___ Dataset records

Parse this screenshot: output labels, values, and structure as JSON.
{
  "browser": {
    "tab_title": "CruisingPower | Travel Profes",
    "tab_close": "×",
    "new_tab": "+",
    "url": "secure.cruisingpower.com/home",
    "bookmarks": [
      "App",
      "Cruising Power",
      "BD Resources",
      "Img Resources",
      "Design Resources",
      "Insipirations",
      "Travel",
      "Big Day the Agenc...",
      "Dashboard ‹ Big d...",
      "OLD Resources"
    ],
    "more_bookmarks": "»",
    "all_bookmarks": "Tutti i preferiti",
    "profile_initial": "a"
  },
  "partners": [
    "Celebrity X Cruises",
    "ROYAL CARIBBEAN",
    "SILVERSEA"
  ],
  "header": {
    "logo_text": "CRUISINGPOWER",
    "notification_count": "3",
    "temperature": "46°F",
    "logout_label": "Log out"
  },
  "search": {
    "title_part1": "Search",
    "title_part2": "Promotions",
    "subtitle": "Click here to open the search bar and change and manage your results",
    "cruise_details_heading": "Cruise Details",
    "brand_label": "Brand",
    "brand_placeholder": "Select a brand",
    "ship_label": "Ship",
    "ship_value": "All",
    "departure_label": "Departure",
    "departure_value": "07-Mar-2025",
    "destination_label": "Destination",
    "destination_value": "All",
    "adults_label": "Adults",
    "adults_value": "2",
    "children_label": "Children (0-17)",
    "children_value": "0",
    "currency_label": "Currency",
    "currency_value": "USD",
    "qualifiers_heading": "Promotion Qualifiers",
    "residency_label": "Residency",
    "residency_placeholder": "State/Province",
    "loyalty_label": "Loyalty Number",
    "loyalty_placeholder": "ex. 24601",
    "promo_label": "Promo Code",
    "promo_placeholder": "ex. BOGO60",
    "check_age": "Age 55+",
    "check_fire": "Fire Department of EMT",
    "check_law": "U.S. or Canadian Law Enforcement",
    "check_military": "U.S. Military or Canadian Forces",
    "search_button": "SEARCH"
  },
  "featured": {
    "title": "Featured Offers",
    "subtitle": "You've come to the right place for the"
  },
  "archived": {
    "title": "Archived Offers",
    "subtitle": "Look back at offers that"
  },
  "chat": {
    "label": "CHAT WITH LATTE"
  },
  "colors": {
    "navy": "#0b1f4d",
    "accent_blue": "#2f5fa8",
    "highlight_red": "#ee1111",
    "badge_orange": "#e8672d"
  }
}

______

> **What the exercise asks**:
Output all of the data again. Match it exactly.

> **Result**:
Parse this screenshot: output labels, values, and structure as JSON.
{
  "browser": {
    "tab_title": "CruisingPower | Travel Profes",
    "tab_close": "×",
    "new_tab": "+",
    "url": "secure.cruisingpower.com/home",
    "bookmarks": [
      "App",
      "Cruising Power",
      "BD Resources",
      "Img Resources",
      "Design Resources",
      "Insipirations",
      "Travel",
      "Big Day the Agenc...",
      "Dashboard ‹ Big d...",
      "OLD Resources"
    ],
    "more_bookmarks": "»",
    "all_bookmarks": "Tutti i preferiti",
    "profile_initial": "a"
  },
  "partners": [
    "Celebrity X Cruises",
    "ROYAL CARIBBEAN",
    "SILVERSEA"
  ],
  "header": {
    "logo_text": "CRUISINGPOWER",
    "notification_count": "3",
    "temperature": "46°F",
    "logout_label": "Log out"
  },
  "search": {
    "title_part1": "Search",
    "title_part2": "Promotions",
    "subtitle": "Click here to open the search bar and change and manage your results",
    "cruise_details_heading": "Cruise Details",
    "brand_label": "Brand",
    "brand_placeholder": "Select a brand",
    "ship_label": "Ship",
    "ship_value": "All",
    "departure_label": "Departure",
    "departure_value": "07-Mar-2025",
    "destination_label": "Destination",
    "destination_value": "All",
    "adults_label": "Adults",
    "adults_value": "2",
    "children_label": "Children (0-17)",
    "children_value": "0",
    "currency_label": "Currency",
    "currency_value": "USD",
    "qualifiers_heading": "Promotion Qualifiers",
    "residency_label": "Residency",
    "residency_placeholder": "State/Province",
    "loyalty_label": "Loyalty Number",
    "loyalty_placeholder": "ex. 24601",
    "promo_label": "Promo Code",
    "promo_placeholder": "ex. BOGO60",
    "check_age": "Age 55+",
    "check_fire": "Fire Department of EMT",
    "check_law": "U.S. or Canadian Law Enforcement",
    "check_military": "U.S. Military or Canadian Forces",
    "search_button": "SEARCH"
  },
  "featured": {
    "title": "Featured Offers",
    "subtitle": "You've come to the right place for the"
  },
  "archived": {
    "title": "Archived Offers",
    "subtitle": "Look back at offers that"
  },
  "chat": {
    "label": "CHAT WITH LATTE"
  },
  "colors": {
    "navy": "#0b1f4d",
    "accent_blue": "#2f5fa8",
    "highlight_red": "#ee1111",
    "badge_orange": "#e8672d"
  }
}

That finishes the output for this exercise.